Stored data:
+ + +
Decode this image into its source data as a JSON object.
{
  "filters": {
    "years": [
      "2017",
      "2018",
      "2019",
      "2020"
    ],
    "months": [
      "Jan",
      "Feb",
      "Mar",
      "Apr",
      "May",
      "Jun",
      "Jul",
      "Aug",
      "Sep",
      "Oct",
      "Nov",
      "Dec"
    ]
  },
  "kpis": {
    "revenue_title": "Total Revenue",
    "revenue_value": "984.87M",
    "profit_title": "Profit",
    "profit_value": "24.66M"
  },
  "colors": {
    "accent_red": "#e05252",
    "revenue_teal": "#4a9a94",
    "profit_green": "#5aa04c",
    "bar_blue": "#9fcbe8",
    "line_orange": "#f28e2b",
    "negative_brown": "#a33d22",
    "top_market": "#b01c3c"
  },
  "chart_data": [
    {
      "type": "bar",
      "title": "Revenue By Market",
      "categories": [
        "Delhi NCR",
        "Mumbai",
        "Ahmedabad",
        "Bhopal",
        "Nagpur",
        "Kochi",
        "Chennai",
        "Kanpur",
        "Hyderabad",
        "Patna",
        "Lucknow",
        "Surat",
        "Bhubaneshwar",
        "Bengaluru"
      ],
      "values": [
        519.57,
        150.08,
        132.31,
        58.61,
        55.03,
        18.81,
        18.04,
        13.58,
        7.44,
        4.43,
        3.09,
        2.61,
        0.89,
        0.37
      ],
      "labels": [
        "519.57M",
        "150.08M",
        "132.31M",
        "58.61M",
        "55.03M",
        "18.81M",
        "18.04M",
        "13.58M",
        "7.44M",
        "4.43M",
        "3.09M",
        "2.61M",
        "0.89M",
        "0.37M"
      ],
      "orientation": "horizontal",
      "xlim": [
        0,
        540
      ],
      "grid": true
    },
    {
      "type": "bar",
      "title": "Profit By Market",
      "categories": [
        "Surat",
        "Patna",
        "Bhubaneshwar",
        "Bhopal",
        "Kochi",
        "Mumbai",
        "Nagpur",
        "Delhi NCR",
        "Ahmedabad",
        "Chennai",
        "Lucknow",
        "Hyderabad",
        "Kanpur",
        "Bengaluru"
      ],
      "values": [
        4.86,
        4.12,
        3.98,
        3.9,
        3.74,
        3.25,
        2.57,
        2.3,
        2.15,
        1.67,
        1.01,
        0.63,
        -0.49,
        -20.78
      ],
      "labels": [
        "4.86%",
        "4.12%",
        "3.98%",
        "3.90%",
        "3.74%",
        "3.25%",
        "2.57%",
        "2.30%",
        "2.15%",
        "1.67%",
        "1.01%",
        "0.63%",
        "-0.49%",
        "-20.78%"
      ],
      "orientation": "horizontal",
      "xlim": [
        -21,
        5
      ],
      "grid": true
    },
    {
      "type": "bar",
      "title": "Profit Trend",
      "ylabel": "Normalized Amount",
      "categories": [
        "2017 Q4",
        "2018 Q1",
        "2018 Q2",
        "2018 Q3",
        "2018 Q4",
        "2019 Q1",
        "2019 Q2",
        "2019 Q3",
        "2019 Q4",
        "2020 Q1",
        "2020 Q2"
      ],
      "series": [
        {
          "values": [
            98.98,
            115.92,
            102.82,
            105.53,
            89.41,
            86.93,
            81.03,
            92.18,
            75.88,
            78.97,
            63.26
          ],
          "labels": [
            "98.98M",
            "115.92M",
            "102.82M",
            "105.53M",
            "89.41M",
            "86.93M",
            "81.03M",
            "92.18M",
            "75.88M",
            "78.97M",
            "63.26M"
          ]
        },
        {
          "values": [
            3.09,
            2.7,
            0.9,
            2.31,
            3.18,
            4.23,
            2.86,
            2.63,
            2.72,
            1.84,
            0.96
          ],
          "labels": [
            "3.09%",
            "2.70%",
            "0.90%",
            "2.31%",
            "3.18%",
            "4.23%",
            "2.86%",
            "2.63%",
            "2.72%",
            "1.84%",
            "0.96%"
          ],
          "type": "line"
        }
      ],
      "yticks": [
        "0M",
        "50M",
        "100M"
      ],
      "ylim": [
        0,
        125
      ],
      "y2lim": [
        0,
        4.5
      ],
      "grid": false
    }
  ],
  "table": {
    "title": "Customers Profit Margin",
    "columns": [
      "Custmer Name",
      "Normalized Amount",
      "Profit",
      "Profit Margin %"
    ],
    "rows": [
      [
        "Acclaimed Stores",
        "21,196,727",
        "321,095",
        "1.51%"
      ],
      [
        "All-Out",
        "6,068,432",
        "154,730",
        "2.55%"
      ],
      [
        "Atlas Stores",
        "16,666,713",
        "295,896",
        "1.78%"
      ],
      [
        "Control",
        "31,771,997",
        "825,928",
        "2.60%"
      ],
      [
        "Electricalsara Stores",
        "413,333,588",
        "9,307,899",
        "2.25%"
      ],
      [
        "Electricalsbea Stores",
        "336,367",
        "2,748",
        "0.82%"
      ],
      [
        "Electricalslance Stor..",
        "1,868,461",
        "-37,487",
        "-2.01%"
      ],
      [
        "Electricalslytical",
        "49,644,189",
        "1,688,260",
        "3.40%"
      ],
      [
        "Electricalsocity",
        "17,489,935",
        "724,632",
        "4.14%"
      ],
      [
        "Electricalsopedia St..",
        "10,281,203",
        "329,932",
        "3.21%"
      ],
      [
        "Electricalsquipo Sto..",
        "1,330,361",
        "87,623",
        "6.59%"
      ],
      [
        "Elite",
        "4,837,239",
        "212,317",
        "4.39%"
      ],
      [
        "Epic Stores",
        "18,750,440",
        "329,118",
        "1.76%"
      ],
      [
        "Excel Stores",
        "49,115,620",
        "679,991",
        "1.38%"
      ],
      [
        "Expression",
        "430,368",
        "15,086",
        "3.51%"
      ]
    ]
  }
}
+ + +
Using the data above, print every record exactly as shown.

Decode this image into its source data as a JSON object.
{
  "filters": {
    "years": [
      "2017",
      "2018",
      "2019",
      "2020"
    ],
    "months": [
      "Jan",
      "Feb",
      "Mar",
      "Apr",
      "May",
      "Jun",
      "Jul",
      "Aug",
      "Sep",
      "Oct",
      "Nov",
      "Dec"
    ]
  },
  "kpis": {
    "revenue_title": "Total Revenue",
    "revenue_value": "984.87M",
    "profit_title": "Profit",
    "profit_value": "24.66M"
  },
  "colors": {
    "accent_red": "#e05252",
    "revenue_teal": "#4a9a94",
    "profit_green": "#5aa04c",
    "bar_blue": "#9fcbe8",
    "line_orange": "#f28e2b",
    "negative_brown": "#a33d22",
    "top_market": "#b01c3c"
  },
  "chart_data": [
    {
      "type": "bar",
      "title": "Revenue By Market",
      "categories": [
        "Delhi NCR",
        "Mumbai",
        "Ahmedabad",
        "Bhopal",
        "Nagpur",
        "Kochi",
        "Chennai",
        "Kanpur",
        "Hyderabad",
        "Patna",
        "Lucknow",
        "Surat",
        "Bhubaneshwar",
        "Bengaluru"
      ],
      "values": [
        519.57,
        150.08,
        132.31,
        58.61,
        55.03,
        18.81,
        18.04,
        13.58,
        7.44,
        4.43,
        3.09,
        2.61,
        0.89,
        0.37
      ],
      "labels": [
        "519.57M",
        "150.08M",
        "132.31M",
        "58.61M",
        "55.03M",
        "18.81M",
        "18.04M",
        "13.58M",
        "7.44M",
        "4.43M",
        "3.09M",
        "2.61M",
        "0.89M",
        "0.37M"
      ],
      "orientation": "horizontal",
      "xlim": [
        0,
        540
      ],
      "grid": true
    },
    {
      "type": "bar",
      "title": "Profit By Market",
      "categories": [
        "Surat",
        "Patna",
        "Bhubaneshwar",
        "Bhopal",
        "Kochi",
        "Mumbai",
        "Nagpur",
        "Delhi NCR",
        "Ahmedabad",
        "Chennai",
        "Lucknow",
        "Hyderabad",
        "Kanpur",
        "Bengaluru"
      ],
      "values": [
        4.86,
        4.12,
        3.98,
        3.9,
        3.74,
        3.25,
        2.57,
        2.3,
        2.15,
        1.67,
        1.01,
        0.63,
        -0.49,
        -20.78
      ],
      "labels": [
        "4.86%",
        "4.12%",
        "3.98%",
        "3.90%",
        "3.74%",
        "3.25%",
        "2.57%",
        "2.30%",
        "2.15%",
        "1.67%",
        "1.01%",
        "0.63%",
        "-0.49%",
        "-20.78%"
      ],
      "orientation": "horizontal",
      "xlim": [
        -21,
        5
      ],
      "grid": true
    },
    {
      "type": "bar",
      "title": "Profit Trend",
      "ylabel": "Normalized Amount",
      "categories": [
        "2017 Q4",
        "2018 Q1",
        "2018 Q2",
        "2018 Q3",
        "2018 Q4",
        "2019 Q1",
        "2019 Q2",
        "2019 Q3",
        "2019 Q4",
        "2020 Q1",
        "2020 Q2"
      ],
      "series": [
        {
          "values": [
            98.98,
            115.92,
            102.82,
            105.53,
            89.41,
            86.93,
            81.03,
            92.18,
            75.88,
            78.97,
            63.26
          ],
          "labels": [
            "98.98M",
            "115.92M",
            "102.82M",
            "105.53M",
            "89.41M",
            "86.93M",
            "81.03M",
            "92.18M",
            "75.88M",
            "78.97M",
            "63.26M"
          ]
        },
        {
          "values": [
            3.09,
            2.7,
            0.9,
            2.31,
            3.18,
            4.23,
            2.86,
            2.63,
            2.72,
            1.84,
            0.96
          ],
          "labels": [
            "3.09%",
            "2.70%",
            "0.90%",
            "2.31%",
            "3.18%",
            "4.23%",
            "2.86%",
            "2.63%",
            "2.72%",
            "1.84%",
            "0.96%"
          ],
          "type": "line"
        }
      ],
      "yticks": [
        "0M",
        "50M",
        "100M"
      ],
      "ylim": [
        0,
        125
      ],
      "y2lim": [
        0,
        4.5
      ],
      "grid": false
    }
  ],
  "table": {
    "title": "Customers Profit Margin",
    "columns": [
      "Custmer Name",
      "Normalized Amount",
      "Profit",
      "Profit Margin %"
    ],
    "rows": [
      [
        "Acclaimed Stores",
        "21,196,727",
        "321,095",
        "1.51%"
      ],
      [
        "All-Out",
        "6,068,432",
        "154,730",
        "2.55%"
      ],
      [
        "Atlas Stores",
        "16,666,713",
        "295,896",
        "1.78%"
      ],
      [
        "Control",
        "31,771,997",
        "825,928",
        "2.60%"
      ],
      [
        "Electricalsara Stores",
        "413,333,588",
        "9,307,899",
        "2.25%"
      ],
      [
        "Electricalsbea Stores",
        "336,367",
        "2,748",
        "0.82%"
      ],
      [
        "Electricalslance Stor..",
        "1,868,461",
        "-37,487",
        "-2.01%"
      ],
      [
        "Electricalslytical",
        "49,644,189",
        "1,688,260",
        "3.40%"
      ],
      [
        "Electricalsocity",
        "17,489,935",
        "724,632",
        "4.14%"
      ],
      [
        "Electricalsopedia St..",
        "10,281,203",
        "329,932",
        "3.21%"
      ],
      [
        "Electricalsquipo Sto..",
        "1,330,361",
        "87,623",
        "6.59%"
      ],
      [
        "Elite",
        "4,837,239",
        "212,317",
        "4.39%"
      ],
      [
        "Epic Stores",
        "18,750,440",
        "329,118",
        "1.76%"
      ],
      [
        "Excel Stores",
        "49,115,620",
        "679,991",
        "1.38%"
      ],
      [
        "Expression",
        "430,368",
        "15,086",
        "3.51%"
      ]
    ]
  }
}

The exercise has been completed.